What to do - Restate, word for word, all of the material shown below.

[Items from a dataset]
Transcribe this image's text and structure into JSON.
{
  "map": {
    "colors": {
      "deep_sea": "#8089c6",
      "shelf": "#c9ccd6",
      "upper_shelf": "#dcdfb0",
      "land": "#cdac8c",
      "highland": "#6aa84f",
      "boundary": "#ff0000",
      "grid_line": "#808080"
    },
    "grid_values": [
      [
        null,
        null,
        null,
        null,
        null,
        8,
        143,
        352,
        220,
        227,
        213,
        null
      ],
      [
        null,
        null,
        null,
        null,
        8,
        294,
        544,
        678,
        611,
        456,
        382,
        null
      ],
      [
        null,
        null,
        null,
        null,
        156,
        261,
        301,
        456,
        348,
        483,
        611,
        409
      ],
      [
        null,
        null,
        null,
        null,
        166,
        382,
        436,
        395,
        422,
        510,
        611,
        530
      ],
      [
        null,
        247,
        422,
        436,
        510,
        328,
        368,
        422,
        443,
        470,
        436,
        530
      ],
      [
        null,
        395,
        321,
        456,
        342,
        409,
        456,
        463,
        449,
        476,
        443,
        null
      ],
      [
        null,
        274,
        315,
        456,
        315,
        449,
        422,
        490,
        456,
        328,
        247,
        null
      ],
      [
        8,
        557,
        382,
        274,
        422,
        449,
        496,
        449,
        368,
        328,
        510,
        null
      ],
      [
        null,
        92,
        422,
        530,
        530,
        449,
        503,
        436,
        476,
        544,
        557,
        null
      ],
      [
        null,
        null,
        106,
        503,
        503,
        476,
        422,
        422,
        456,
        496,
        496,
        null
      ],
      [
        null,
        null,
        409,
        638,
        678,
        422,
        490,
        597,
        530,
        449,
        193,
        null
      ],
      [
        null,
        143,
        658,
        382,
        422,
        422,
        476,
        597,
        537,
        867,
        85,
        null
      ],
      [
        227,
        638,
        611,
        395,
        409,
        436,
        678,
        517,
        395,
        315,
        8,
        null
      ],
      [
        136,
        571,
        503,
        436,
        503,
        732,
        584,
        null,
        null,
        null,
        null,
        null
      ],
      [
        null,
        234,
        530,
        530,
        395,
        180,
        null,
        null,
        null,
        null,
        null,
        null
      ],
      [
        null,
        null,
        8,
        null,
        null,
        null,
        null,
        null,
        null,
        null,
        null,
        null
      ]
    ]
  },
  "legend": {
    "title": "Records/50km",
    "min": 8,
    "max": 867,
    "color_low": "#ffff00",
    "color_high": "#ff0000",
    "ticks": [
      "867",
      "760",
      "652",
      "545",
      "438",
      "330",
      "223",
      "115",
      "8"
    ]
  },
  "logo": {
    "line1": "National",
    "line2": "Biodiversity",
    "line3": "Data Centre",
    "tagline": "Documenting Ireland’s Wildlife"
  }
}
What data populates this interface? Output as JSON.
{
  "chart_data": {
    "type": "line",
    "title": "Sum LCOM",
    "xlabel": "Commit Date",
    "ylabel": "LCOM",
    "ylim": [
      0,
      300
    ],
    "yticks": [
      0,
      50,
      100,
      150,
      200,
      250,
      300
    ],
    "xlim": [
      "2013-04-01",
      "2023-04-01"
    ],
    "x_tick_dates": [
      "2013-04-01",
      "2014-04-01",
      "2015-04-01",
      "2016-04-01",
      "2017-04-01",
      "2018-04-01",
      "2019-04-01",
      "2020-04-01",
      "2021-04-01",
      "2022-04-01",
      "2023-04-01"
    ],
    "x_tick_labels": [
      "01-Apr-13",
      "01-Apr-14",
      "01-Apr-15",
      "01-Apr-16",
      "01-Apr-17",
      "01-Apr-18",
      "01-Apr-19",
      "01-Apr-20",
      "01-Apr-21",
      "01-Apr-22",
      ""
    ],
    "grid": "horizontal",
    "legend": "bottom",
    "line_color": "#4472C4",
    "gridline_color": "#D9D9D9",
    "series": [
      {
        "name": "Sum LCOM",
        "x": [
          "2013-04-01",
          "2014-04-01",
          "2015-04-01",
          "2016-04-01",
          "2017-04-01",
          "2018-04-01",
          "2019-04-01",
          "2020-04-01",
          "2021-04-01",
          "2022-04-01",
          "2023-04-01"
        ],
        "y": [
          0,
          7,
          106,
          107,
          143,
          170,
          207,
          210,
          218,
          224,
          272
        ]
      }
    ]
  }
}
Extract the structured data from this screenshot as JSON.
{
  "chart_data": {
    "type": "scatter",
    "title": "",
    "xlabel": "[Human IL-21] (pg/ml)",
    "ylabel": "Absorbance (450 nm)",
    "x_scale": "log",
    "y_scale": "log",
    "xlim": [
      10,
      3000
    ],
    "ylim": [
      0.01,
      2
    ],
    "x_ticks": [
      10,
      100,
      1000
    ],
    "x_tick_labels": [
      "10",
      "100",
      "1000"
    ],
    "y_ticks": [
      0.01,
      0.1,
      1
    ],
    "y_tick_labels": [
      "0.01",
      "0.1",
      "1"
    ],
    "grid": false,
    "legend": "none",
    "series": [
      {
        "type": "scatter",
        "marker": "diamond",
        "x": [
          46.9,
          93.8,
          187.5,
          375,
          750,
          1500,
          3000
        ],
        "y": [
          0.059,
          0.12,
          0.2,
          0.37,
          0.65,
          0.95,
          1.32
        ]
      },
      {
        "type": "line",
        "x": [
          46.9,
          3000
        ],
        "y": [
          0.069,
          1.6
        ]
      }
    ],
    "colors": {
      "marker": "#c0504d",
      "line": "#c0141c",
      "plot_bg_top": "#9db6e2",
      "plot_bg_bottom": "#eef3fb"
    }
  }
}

Full output -
Transcribe this image's text and structure into JSON.
{
  "map": {
    "colors": {
      "deep_sea": "#8089c6",
      "shelf": "#c9ccd6",
      "upper_shelf": "#dcdfb0",
      "land": "#cdac8c",
      "highland": "#6aa84f",
      "boundary": "#ff0000",
      "grid_line": "#808080"
    },
    "grid_values": [
      [
        null,
        null,
        null,
        null,
        null,
        8,
        143,
        352,
        220,
        227,
        213,
        null
      ],
      [
        null,
        null,
        null,
        null,
        8,
        294,
        544,
        678,
        611,
        456,
        382,
        null
      ],
      [
        null,
        null,
        null,
        null,
        156,
        261,
        301,
        456,
        348,
        483,
        611,
        409
      ],
      [
        null,
        null,
        null,
        null,
        166,
        382,
        436,
        395,
        422,
        510,
        611,
        530
      ],
      [
        null,
        247,
        422,
        436,
        510,
        328,
        368,
        422,
        443,
        470,
        436,
        530
      ],
      [
        null,
        395,
        321,
        456,
        342,
        409,
        456,
        463,
        449,
        476,
        443,
        null
      ],
      [
        null,
        274,
        315,
        456,
        315,
        449,
        422,
        490,
        456,
        328,
        247,
        null
      ],
      [
        8,
        557,
        382,
        274,
        422,
        449,
        496,
        449,
        368,
        328,
        510,
        null
      ],
      [
        null,
        92,
        422,
        530,
        530,
        449,
        503,
        436,
        476,
        544,
        557,
        null
      ],
      [
        null,
        null,
        106,
        503,
        503,
        476,
        422,
        422,
        456,
        496,
        496,
        null
      ],
      [
        null,
        null,
        409,
        638,
        678,
        422,
        490,
        597,
        530,
        449,
        193,
        null
      ],
      [
        null,
        143,
        658,
        382,
        422,
        422,
        476,
        597,
        537,
        867,
        85,
        null
      ],
      [
        227,
        638,
        611,
        395,
        409,
        436,
        678,
        517,
        395,
        315,
        8,
        null
      ],
      [
        136,
        571,
        503,
        436,
        503,
        732,
        584,
        null,
        null,
        null,
        null,
        null
      ],
      [
        null,
        234,
        530,
        530,
        395,
        180,
        null,
        null,
        null,
        null,
        null,
        null
      ],
      [
        null,
        null,
        8,
        null,
        null,
        null,
        null,
        null,
        null,
        null,
        null,
        null
      ]
    ]
  },
  "legend": {
    "title": "Records/50km",
    "min": 8,
    "max": 867,
    "color_low": "#ffff00",
    "color_high": "#ff0000",
    "ticks": [
      "867",
      "760",
      "652",
      "545",
      "438",
      "330",
      "223",
      "115",
      "8"
    ]
  },
  "logo": {
    "line1": "National",
    "line2": "Biodiversity",
    "line3": "Data Centre",
    "tagline": "Documenting Ireland’s Wildlife"
  }
}
What data populates this interface? Output as JSON.
{
  "chart_data": {
    "type": "line",
    "title": "Sum LCOM",
    "xlabel": "Commit Date",
    "ylabel": "LCOM",
    "ylim": [
      0,
      300
    ],
    "yticks": [
      0,
      50,
      100,
      150,
      200,
      250,
      300
    ],
    "xlim": [
      "2013-04-01",
      "2023-04-01"
    ],
    "x_tick_dates": [
      "2013-04-01",
      "2014-04-01",
      "2015-04-01",
      "2016-04-01",
      "2017-04-01",
      "2018-04-01",
      "2019-04-01",
      "2020-04-01",
      "2021-04-01",
      "2022-04-01",
      "2023-04-01"
    ],
    "x_tick_labels": [
      "01-Apr-13",
      "01-Apr-14",
      "01-Apr-15",
      "01-Apr-16",
      "01-Apr-17",
      "01-Apr-18",
      "01-Apr-19",
      "01-Apr-20",
      "01-Apr-21",
      "01-Apr-22",
      ""
    ],
    "grid": "horizontal",
    "legend": "bottom",
    "line_color": "#4472C4",
    "gridline_color": "#D9D9D9",
    "series": [
      {
        "name": "Sum LCOM",
        "x": [
          "2013-04-01",
          "2014-04-01",
          "2015-04-01",
          "2016-04-01",
          "2017-04-01",
          "2018-04-01",
          "2019-04-01",
          "2020-04-01",
          "2021-04-01",
          "2022-04-01",
          "2023-04-01"
        ],
        "y": [
          0,
          7,
          106,
          107,
          143,
          170,
          207,
          210,
          218,
          224,
          272
        ]
      }
    ]
  }
}
Extract the structured data from this screenshot as JSON.
{
  "chart_data": {
    "type": "scatter",
    "title": "",
    "xlabel": "[Human IL-21] (pg/ml)",
    "ylabel": "Absorbance (450 nm)",
    "x_scale": "log",
    "y_scale": "log",
    "xlim": [
      10,
      3000
    ],
    "ylim": [
      0.01,
      2
    ],
    "x_ticks": [
      10,
      100,
      1000
    ],
    "x_tick_labels": [
      "10",
      "100",
      "1000"
    ],
    "y_ticks": [
      0.01,
      0.1,
      1
    ],
    "y_tick_labels": [
      "0.01",
      "0.1",
      "1"
    ],
    "grid": false,
    "legend": "none",
    "series": [
      {
        "type": "scatter",
        "marker": "diamond",
        "x": [
          46.9,
          93.8,
          187.5,
          375,
          750,
          1500,
          3000
        ],
        "y": [
          0.059,
          0.12,
          0.2,
          0.37,
          0.65,
          0.95,
          1.32
        ]
      },
      {
        "type": "line",
        "x": [
          46.9,
          3000
        ],
        "y": [
          0.069,
          1.6
        ]
      }
    ],
    "colors": {
      "marker": "#c0504d",
      "line": "#c0141c",
      "plot_bg_top": "#9db6e2",
      "plot_bg_bottom": "#eef3fb"
    }
  }
}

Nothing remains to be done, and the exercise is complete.